### To be done
Edit the data from the line holding "level-label-part: 25682.50 —" through the line holding "table-row: 2025-12-03 25495.25", inclusive, replacing "table-cell" with "grid-cell" and leaving everything else unchanged. Return only those lines.

(Records)
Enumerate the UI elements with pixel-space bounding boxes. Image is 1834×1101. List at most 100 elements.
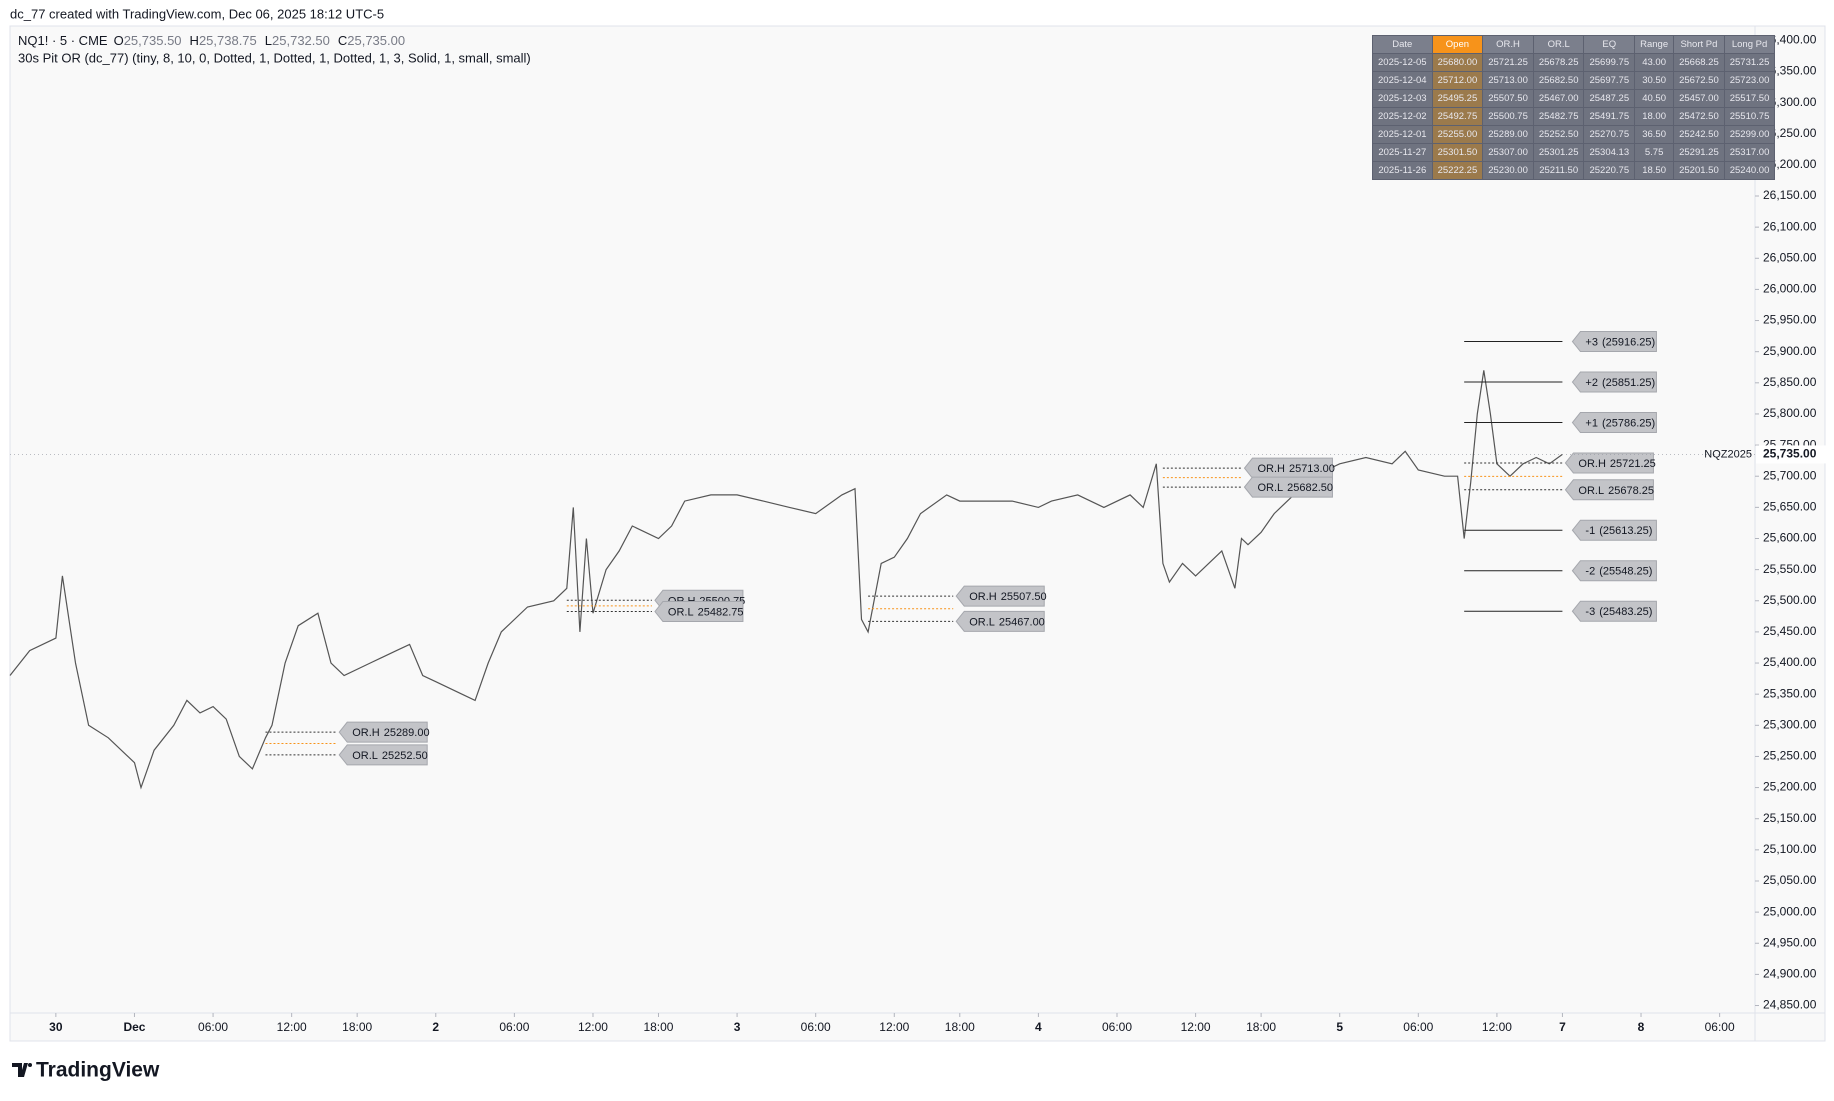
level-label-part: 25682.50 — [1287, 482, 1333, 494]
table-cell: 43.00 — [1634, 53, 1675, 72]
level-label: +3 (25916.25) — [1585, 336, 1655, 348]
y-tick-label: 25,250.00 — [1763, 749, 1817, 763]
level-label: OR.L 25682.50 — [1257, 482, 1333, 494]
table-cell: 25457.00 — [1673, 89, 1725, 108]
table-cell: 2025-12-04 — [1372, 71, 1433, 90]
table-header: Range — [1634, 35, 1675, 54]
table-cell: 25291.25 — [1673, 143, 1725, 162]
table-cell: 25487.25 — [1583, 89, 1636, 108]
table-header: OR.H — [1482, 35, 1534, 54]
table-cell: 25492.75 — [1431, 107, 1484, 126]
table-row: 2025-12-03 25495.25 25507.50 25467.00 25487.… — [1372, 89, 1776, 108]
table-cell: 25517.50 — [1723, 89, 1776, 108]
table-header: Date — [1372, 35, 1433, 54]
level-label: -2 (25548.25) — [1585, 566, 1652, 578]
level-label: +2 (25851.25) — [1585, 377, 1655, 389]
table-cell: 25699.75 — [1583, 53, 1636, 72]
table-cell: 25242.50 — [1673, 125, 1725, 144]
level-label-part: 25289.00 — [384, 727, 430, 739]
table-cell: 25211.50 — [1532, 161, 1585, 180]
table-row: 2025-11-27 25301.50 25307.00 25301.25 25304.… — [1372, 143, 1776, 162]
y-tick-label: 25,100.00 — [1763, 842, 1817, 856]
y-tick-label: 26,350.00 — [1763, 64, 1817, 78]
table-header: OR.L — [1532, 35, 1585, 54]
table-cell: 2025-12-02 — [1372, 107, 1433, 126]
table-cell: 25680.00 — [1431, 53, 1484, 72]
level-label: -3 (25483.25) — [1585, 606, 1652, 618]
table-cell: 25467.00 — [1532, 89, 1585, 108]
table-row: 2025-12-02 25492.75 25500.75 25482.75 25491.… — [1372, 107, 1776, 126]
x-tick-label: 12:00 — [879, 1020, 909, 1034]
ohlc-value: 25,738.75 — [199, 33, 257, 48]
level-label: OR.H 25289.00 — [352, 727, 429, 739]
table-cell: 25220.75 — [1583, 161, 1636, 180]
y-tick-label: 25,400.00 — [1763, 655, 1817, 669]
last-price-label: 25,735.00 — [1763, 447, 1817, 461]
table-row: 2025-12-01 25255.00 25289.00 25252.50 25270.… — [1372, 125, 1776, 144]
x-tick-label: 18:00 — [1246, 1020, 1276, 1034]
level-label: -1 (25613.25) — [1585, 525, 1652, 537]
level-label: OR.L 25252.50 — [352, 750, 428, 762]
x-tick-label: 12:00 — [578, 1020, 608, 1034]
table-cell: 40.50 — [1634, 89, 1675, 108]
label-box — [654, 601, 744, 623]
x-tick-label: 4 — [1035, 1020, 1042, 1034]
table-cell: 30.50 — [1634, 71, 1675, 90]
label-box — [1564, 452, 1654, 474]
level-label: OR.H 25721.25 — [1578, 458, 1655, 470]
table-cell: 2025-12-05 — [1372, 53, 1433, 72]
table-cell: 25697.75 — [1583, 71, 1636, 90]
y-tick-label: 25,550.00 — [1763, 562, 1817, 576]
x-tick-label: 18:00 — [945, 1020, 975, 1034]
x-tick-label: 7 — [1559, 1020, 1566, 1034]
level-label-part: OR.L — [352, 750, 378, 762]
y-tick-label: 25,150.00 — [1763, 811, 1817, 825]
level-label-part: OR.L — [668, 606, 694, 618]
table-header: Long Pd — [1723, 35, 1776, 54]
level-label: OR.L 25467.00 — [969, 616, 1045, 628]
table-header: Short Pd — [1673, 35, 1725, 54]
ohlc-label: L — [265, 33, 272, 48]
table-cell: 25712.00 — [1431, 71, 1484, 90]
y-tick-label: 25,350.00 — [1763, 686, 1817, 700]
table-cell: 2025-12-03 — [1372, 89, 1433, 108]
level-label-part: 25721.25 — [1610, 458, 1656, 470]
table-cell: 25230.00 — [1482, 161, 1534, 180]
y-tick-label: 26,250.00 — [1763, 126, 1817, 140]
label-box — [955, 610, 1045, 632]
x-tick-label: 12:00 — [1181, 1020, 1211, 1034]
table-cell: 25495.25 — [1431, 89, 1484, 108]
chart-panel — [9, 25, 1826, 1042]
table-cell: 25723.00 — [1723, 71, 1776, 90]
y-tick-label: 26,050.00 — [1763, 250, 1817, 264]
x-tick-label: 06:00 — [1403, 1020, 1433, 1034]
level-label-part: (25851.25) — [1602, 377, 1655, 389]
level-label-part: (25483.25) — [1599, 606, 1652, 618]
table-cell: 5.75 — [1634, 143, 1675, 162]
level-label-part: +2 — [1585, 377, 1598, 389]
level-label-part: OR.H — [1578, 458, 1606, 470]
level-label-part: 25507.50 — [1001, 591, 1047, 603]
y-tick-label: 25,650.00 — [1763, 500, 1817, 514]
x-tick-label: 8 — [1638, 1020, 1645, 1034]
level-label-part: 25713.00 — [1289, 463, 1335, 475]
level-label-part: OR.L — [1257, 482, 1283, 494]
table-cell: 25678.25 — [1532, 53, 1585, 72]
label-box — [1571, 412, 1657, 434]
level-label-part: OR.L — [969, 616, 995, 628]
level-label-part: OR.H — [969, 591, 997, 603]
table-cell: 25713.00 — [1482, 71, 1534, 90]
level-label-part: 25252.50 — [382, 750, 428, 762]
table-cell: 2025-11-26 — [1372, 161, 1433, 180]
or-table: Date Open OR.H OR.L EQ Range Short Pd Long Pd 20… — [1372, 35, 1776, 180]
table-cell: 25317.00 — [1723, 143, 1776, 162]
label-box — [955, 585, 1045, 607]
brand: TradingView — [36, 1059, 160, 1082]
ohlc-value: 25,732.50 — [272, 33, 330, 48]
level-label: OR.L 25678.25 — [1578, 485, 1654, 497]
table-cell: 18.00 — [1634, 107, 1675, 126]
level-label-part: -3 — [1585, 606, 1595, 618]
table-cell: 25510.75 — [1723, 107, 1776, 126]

==

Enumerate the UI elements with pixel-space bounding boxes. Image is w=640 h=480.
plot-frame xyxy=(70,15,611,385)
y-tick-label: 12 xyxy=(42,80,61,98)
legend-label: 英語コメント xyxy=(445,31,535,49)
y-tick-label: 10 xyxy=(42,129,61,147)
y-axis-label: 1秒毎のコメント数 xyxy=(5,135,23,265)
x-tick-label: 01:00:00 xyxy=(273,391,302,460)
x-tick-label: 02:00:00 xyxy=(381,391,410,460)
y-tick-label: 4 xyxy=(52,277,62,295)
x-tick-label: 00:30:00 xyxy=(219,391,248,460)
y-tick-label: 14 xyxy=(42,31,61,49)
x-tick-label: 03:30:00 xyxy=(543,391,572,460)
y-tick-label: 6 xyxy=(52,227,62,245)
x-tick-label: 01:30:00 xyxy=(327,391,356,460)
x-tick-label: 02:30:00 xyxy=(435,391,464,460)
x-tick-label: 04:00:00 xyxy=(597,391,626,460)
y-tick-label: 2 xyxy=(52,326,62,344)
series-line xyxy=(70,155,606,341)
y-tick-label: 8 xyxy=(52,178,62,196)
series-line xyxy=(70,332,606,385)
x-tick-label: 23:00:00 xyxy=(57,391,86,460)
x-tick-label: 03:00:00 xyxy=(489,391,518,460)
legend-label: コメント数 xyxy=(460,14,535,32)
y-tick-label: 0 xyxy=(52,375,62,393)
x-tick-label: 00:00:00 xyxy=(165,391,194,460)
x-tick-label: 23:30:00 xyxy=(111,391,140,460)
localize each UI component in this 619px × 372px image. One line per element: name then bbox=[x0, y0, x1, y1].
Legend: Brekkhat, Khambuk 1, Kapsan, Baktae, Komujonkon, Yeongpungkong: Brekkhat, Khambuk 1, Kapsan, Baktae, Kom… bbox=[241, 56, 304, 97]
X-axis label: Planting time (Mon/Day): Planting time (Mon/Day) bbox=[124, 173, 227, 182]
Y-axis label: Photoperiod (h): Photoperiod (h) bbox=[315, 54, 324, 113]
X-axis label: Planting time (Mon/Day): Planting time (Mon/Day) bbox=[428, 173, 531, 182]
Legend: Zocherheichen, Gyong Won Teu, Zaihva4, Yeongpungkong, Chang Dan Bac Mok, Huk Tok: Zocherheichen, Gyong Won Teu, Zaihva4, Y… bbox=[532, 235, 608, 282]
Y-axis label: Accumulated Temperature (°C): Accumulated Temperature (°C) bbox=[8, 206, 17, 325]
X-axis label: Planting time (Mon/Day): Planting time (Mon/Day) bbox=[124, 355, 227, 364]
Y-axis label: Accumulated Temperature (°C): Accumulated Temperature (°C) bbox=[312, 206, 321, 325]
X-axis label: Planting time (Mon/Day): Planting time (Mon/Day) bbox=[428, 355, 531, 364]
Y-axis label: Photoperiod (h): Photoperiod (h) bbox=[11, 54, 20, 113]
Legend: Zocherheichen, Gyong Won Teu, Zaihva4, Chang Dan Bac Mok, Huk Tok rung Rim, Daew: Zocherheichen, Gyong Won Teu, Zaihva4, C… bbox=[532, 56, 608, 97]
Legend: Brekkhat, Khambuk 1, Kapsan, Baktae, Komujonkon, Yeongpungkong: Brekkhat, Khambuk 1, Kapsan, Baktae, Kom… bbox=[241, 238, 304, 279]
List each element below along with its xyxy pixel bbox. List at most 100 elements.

### Answer to this exercise
level-label-part: 25682.50 — [1287, 482, 1333, 494]
grid-cell: 43.00 — [1634, 53, 1675, 72]
level-label: +3 (25916.25) — [1585, 336, 1655, 348]
y-tick-label: 25,250.00 — [1763, 749, 1817, 763]
level-label: OR.L 25682.50 — [1257, 482, 1333, 494]
grid-cell: 25457.00 — [1673, 89, 1725, 108]
grid-cell: 2025-12-04 — [1372, 71, 1433, 90]
table-header: Range — [1634, 35, 1675, 54]
grid-cell: 25291.25 — [1673, 143, 1725, 162]
grid-cell: 25487.25 — [1583, 89, 1636, 108]
table-header: OR.H — [1482, 35, 1534, 54]
grid-cell: 25492.75 — [1431, 107, 1484, 126]
table-row: 2025-12-03 25495.25 25507.50 25467.00 25487.… — [1372, 89, 1776, 108]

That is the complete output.